§ Stated exercise: Reproduce each line from the records that holds "JSON".

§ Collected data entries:
○ ○ ○ ○ ○
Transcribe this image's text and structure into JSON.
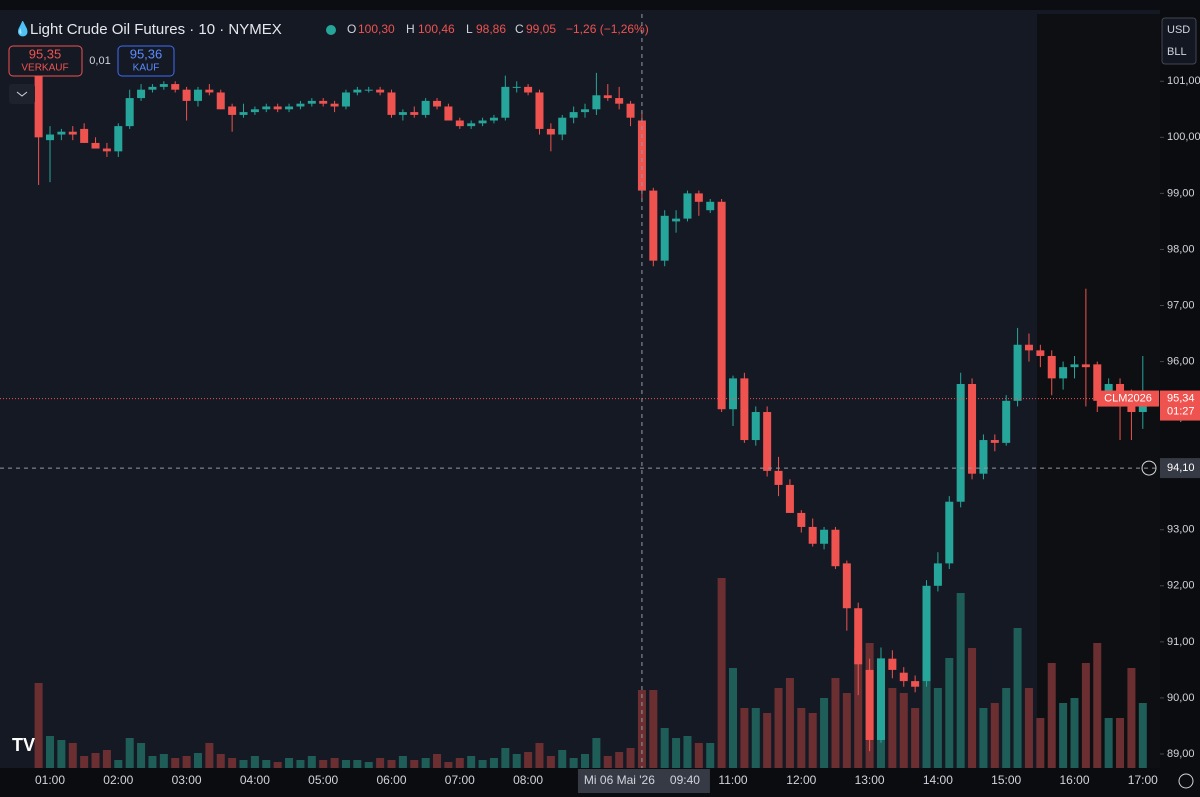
{
  "header": {
    "title": "Light Crude Oil Futures · 10 · NYMEX",
    "open_label": "O",
    "open": "100,30",
    "high_label": "H",
    "high": "100,46",
    "low_label": "L",
    "low": "98,86",
    "close_label": "C",
    "close": "99,05",
    "change": "−1,26 (−1,26%)"
  },
  "trade": {
    "sell_price": "95,35",
    "sell_label": "VERKAUF",
    "spread": "0,01",
    "buy_price": "95,36",
    "buy_label": "KAUF"
  },
  "price_scale": {
    "currency": "USD",
    "unit": "BLL"
  },
  "chart_data": {
    "type": "candlestick",
    "x": [
      "00:50",
      "01:00",
      "01:10",
      "01:20",
      "01:30",
      "01:40",
      "01:50",
      "02:00",
      "02:10",
      "02:20",
      "02:30",
      "02:40",
      "02:50",
      "03:00",
      "03:10",
      "03:20",
      "03:30",
      "03:40",
      "03:50",
      "04:00",
      "04:10",
      "04:20",
      "04:30",
      "04:40",
      "04:50",
      "05:00",
      "05:10",
      "05:20",
      "05:30",
      "05:40",
      "05:50",
      "06:00",
      "06:10",
      "06:20",
      "06:30",
      "06:40",
      "06:50",
      "07:00",
      "07:10",
      "07:20",
      "07:30",
      "07:40",
      "07:50",
      "08:00",
      "08:10",
      "08:20",
      "08:30",
      "08:40",
      "08:50",
      "09:00",
      "09:10",
      "09:20",
      "09:30",
      "09:40",
      "09:50",
      "10:00",
      "10:10",
      "10:20",
      "10:30",
      "10:40",
      "10:50",
      "11:00",
      "11:10",
      "11:20",
      "11:30",
      "11:40",
      "11:50",
      "12:00",
      "12:10",
      "12:20",
      "12:30",
      "12:40",
      "12:50",
      "13:00",
      "13:10",
      "13:20",
      "13:30",
      "13:40",
      "13:50",
      "14:00",
      "14:10",
      "14:20",
      "14:30",
      "14:40",
      "14:50",
      "15:00",
      "15:10",
      "15:20",
      "15:30",
      "15:40",
      "15:50",
      "16:00",
      "16:10",
      "16:20",
      "16:30",
      "16:40",
      "16:50",
      "17:00"
    ],
    "open": [
      101.15,
      99.95,
      100.05,
      100.1,
      100.15,
      99.9,
      99.8,
      99.75,
      100.2,
      100.7,
      100.85,
      100.9,
      100.95,
      100.85,
      100.65,
      100.85,
      100.8,
      100.55,
      100.4,
      100.45,
      100.5,
      100.55,
      100.5,
      100.55,
      100.6,
      100.65,
      100.6,
      100.55,
      100.8,
      100.85,
      100.85,
      100.8,
      100.4,
      100.45,
      100.4,
      100.65,
      100.55,
      100.3,
      100.2,
      100.25,
      100.3,
      100.35,
      100.9,
      100.9,
      100.8,
      100.15,
      100.05,
      100.35,
      100.45,
      100.5,
      100.75,
      100.7,
      100.6,
      100.3,
      99.05,
      97.8,
      98.5,
      98.55,
      99.0,
      98.7,
      98.85,
      95.15,
      95.7,
      94.6,
      95.1,
      94.05,
      93.8,
      93.3,
      93.05,
      92.75,
      93.0,
      92.4,
      91.6,
      90.5,
      89.25,
      90.7,
      90.45,
      90.3,
      90.3,
      92.0,
      92.4,
      93.5,
      95.6,
      94.0,
      94.6,
      94.55,
      95.3,
      96.3,
      96.2,
      96.1,
      95.7,
      95.9,
      95.95,
      95.95,
      95.3,
      95.6,
      95.45,
      95.1
    ],
    "high": [
      101.2,
      100.2,
      100.15,
      100.2,
      100.25,
      100.0,
      99.9,
      100.25,
      100.85,
      100.95,
      100.95,
      101.0,
      101.0,
      100.9,
      100.9,
      100.95,
      100.85,
      100.6,
      100.6,
      100.55,
      100.6,
      100.6,
      100.6,
      100.65,
      100.7,
      100.7,
      100.65,
      100.85,
      100.9,
      100.9,
      100.9,
      100.85,
      100.5,
      100.55,
      100.7,
      100.7,
      100.6,
      100.35,
      100.3,
      100.35,
      100.4,
      101.1,
      101.0,
      100.95,
      100.85,
      100.25,
      100.4,
      100.55,
      100.6,
      101.15,
      100.95,
      100.9,
      100.65,
      100.46,
      99.1,
      98.7,
      98.7,
      99.05,
      99.05,
      98.9,
      98.9,
      95.75,
      95.8,
      95.2,
      95.2,
      94.3,
      93.9,
      93.35,
      93.2,
      93.05,
      93.05,
      92.45,
      91.7,
      90.7,
      90.9,
      90.85,
      90.55,
      90.4,
      92.1,
      92.6,
      93.6,
      95.8,
      95.7,
      94.7,
      94.7,
      95.4,
      96.6,
      96.5,
      96.3,
      96.2,
      96.0,
      96.1,
      97.3,
      96.0,
      95.7,
      95.7,
      95.5,
      96.1
    ],
    "low": [
      99.15,
      99.2,
      99.95,
      99.95,
      99.9,
      99.8,
      99.65,
      99.65,
      100.15,
      100.65,
      100.8,
      100.85,
      100.8,
      100.3,
      100.55,
      100.75,
      100.5,
      100.1,
      100.35,
      100.4,
      100.45,
      100.45,
      100.45,
      100.5,
      100.55,
      100.55,
      100.45,
      100.5,
      100.75,
      100.8,
      100.75,
      100.35,
      100.3,
      100.35,
      100.35,
      100.5,
      100.3,
      100.15,
      100.15,
      100.2,
      100.25,
      100.3,
      100.8,
      100.75,
      100.05,
      99.75,
      99.95,
      100.25,
      100.35,
      100.4,
      100.65,
      100.5,
      100.2,
      98.86,
      97.7,
      97.7,
      98.3,
      98.5,
      98.6,
      98.65,
      95.1,
      94.85,
      94.55,
      94.5,
      93.95,
      93.6,
      93.3,
      92.95,
      92.7,
      92.65,
      92.3,
      91.2,
      90.05,
      89.05,
      89.2,
      90.35,
      90.2,
      90.1,
      90.2,
      91.9,
      92.3,
      93.4,
      93.9,
      93.9,
      94.4,
      94.5,
      95.2,
      96.0,
      95.9,
      95.4,
      95.5,
      95.7,
      95.2,
      95.1,
      95.2,
      94.6,
      94.6,
      94.8
    ],
    "close": [
      100.0,
      100.05,
      100.1,
      100.05,
      99.9,
      99.8,
      99.75,
      100.2,
      100.7,
      100.85,
      100.9,
      100.95,
      100.85,
      100.65,
      100.85,
      100.8,
      100.5,
      100.4,
      100.45,
      100.5,
      100.55,
      100.5,
      100.55,
      100.6,
      100.65,
      100.6,
      100.55,
      100.8,
      100.85,
      100.85,
      100.8,
      100.4,
      100.45,
      100.4,
      100.65,
      100.55,
      100.3,
      100.2,
      100.25,
      100.3,
      100.35,
      100.9,
      100.9,
      100.8,
      100.15,
      100.05,
      100.35,
      100.45,
      100.5,
      100.75,
      100.7,
      100.6,
      100.35,
      99.05,
      97.8,
      98.6,
      98.55,
      99.0,
      98.85,
      98.85,
      95.15,
      95.7,
      94.6,
      95.1,
      94.05,
      93.8,
      93.3,
      93.05,
      92.75,
      93.0,
      92.35,
      91.6,
      90.6,
      89.25,
      90.7,
      90.5,
      90.3,
      90.2,
      92.0,
      92.4,
      93.5,
      95.6,
      94.0,
      94.6,
      94.55,
      95.3,
      96.3,
      96.2,
      96.1,
      95.7,
      95.9,
      95.95,
      95.9,
      95.3,
      95.6,
      95.45,
      95.1,
      95.34
    ],
    "volume": [
      85,
      32,
      28,
      25,
      12,
      15,
      18,
      8,
      30,
      25,
      12,
      14,
      10,
      12,
      15,
      25,
      14,
      10,
      8,
      12,
      8,
      6,
      10,
      8,
      12,
      8,
      10,
      8,
      8,
      6,
      10,
      8,
      12,
      8,
      10,
      14,
      6,
      10,
      12,
      8,
      10,
      20,
      14,
      16,
      25,
      12,
      18,
      10,
      14,
      30,
      12,
      16,
      20,
      78,
      78,
      40,
      30,
      32,
      25,
      25,
      190,
      100,
      60,
      60,
      55,
      80,
      90,
      60,
      55,
      70,
      90,
      75,
      120,
      125,
      110,
      80,
      75,
      60,
      110,
      80,
      110,
      175,
      120,
      60,
      65,
      80,
      140,
      80,
      50,
      105,
      65,
      70,
      105,
      125,
      50,
      50,
      100,
      65
    ],
    "up_color": "#26a69a",
    "down_color": "#ef5350",
    "volume_up_color": "#1f5e58",
    "volume_down_color": "#6b2f32",
    "ylim": [
      88.75,
      102.2
    ],
    "yticks": [
      {
        "value": 89,
        "label": "89,00"
      },
      {
        "value": 90,
        "label": "90,00"
      },
      {
        "value": 91,
        "label": "91,00"
      },
      {
        "value": 92,
        "label": "92,00"
      },
      {
        "value": 93,
        "label": "93,00"
      },
      {
        "value": 94,
        "label": "94,00"
      },
      {
        "value": 95,
        "label": "95,00"
      },
      {
        "value": 96,
        "label": "96,00"
      },
      {
        "value": 97,
        "label": "97,00"
      },
      {
        "value": 98,
        "label": "98,00"
      },
      {
        "value": 99,
        "label": "99,00"
      },
      {
        "value": 100,
        "label": "100,00"
      },
      {
        "value": 101,
        "label": "101,00"
      }
    ],
    "xticks": [
      "01:00",
      "02:00",
      "03:00",
      "04:00",
      "05:00",
      "06:00",
      "07:00",
      "08:00",
      "11:00",
      "12:00",
      "13:00",
      "14:00",
      "15:00",
      "16:00",
      "17:00"
    ],
    "last_price": {
      "value": 95.34,
      "label": "95,34"
    },
    "symbol": "CLM2026",
    "countdown": "01:27",
    "crosshair_price": {
      "value": 94.1,
      "label": "94,10"
    },
    "crosshair_time": "09:40",
    "crosshair_date": "Mi 06 Mai '26"
  }
}
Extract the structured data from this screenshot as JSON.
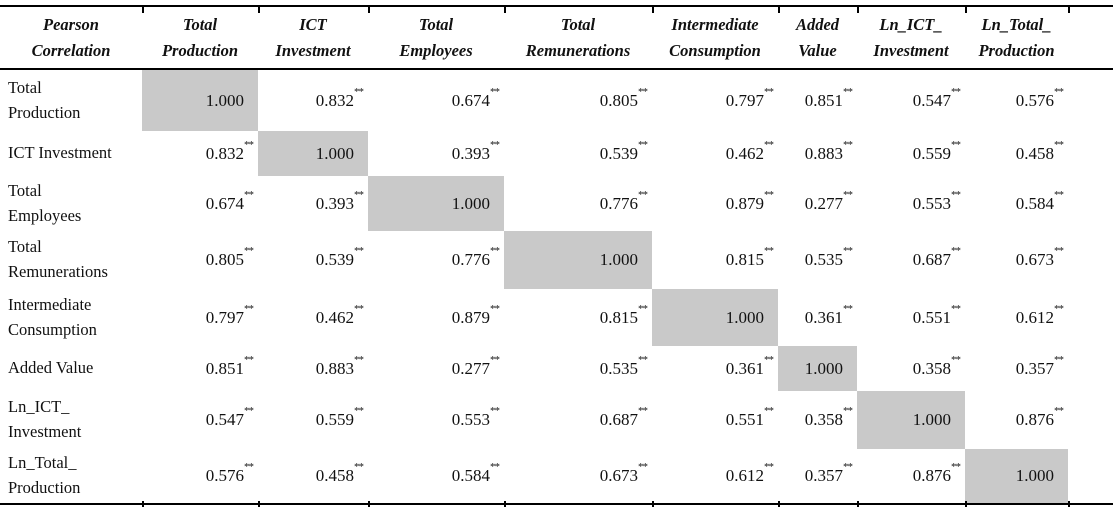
{
  "table": {
    "title_cell": "Pearson\nCorrelation",
    "column_headers": [
      "Total\nProduction",
      "ICT\nInvestment",
      "Total\nEmployees",
      "Total\nRemunerations",
      "Intermediate\nConsumption",
      "Added\nValue",
      "Ln_ICT_\nInvestment",
      "Ln_Total_\nProduction"
    ],
    "significance_marker": "**",
    "diagonal_value": "1.000",
    "diagonal_highlight_color": "#c9c9c9",
    "rule_color": "#000000",
    "rows": [
      {
        "label": "Total\nProduction",
        "values": [
          "1.000",
          "0.832**",
          "0.674**",
          "0.805**",
          "0.797**",
          "0.851**",
          "0.547**",
          "0.576**"
        ]
      },
      {
        "label": "ICT Investment",
        "values": [
          "0.832**",
          "1.000",
          "0.393**",
          "0.539**",
          "0.462**",
          "0.883**",
          "0.559**",
          "0.458**"
        ]
      },
      {
        "label": "Total\nEmployees",
        "values": [
          "0.674**",
          "0.393**",
          "1.000",
          "0.776**",
          "0.879**",
          "0.277**",
          "0.553**",
          "0.584**"
        ]
      },
      {
        "label": "Total\nRemunerations",
        "values": [
          "0.805**",
          "0.539**",
          "0.776**",
          "1.000",
          "0.815**",
          "0.535**",
          "0.687**",
          "0.673**"
        ]
      },
      {
        "label": "Intermediate\nConsumption",
        "values": [
          "0.797**",
          "0.462**",
          "0.879**",
          "0.815**",
          "1.000",
          "0.361**",
          "0.551**",
          "0.612**"
        ]
      },
      {
        "label": "Added Value",
        "values": [
          "0.851**",
          "0.883**",
          "0.277**",
          "0.535**",
          "0.361**",
          "1.000",
          "0.358**",
          "0.357**"
        ]
      },
      {
        "label": "Ln_ICT_\nInvestment",
        "values": [
          "0.547**",
          "0.559**",
          "0.553**",
          "0.687**",
          "0.551**",
          "0.358**",
          "1.000",
          "0.876**"
        ]
      },
      {
        "label": "Ln_Total_\nProduction",
        "values": [
          "0.576**",
          "0.458**",
          "0.584**",
          "0.673**",
          "0.612**",
          "0.357**",
          "0.876**",
          "1.000"
        ]
      }
    ]
  }
}
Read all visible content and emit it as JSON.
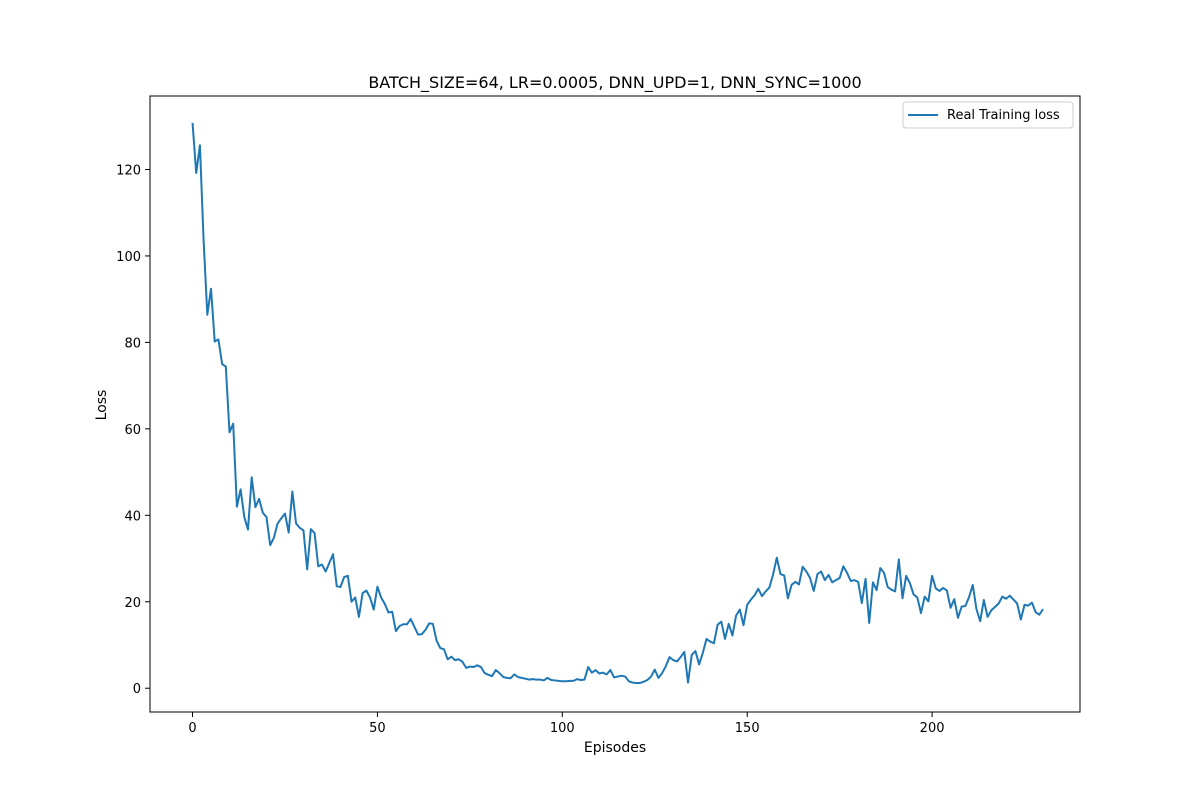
○ ○ ○ ○ ○
§ Finished answer:
Transcribe this image's text and structure into JSON.
Extract the structured data from this screenshot as JSON.
Read all visible content and emit it as JSON.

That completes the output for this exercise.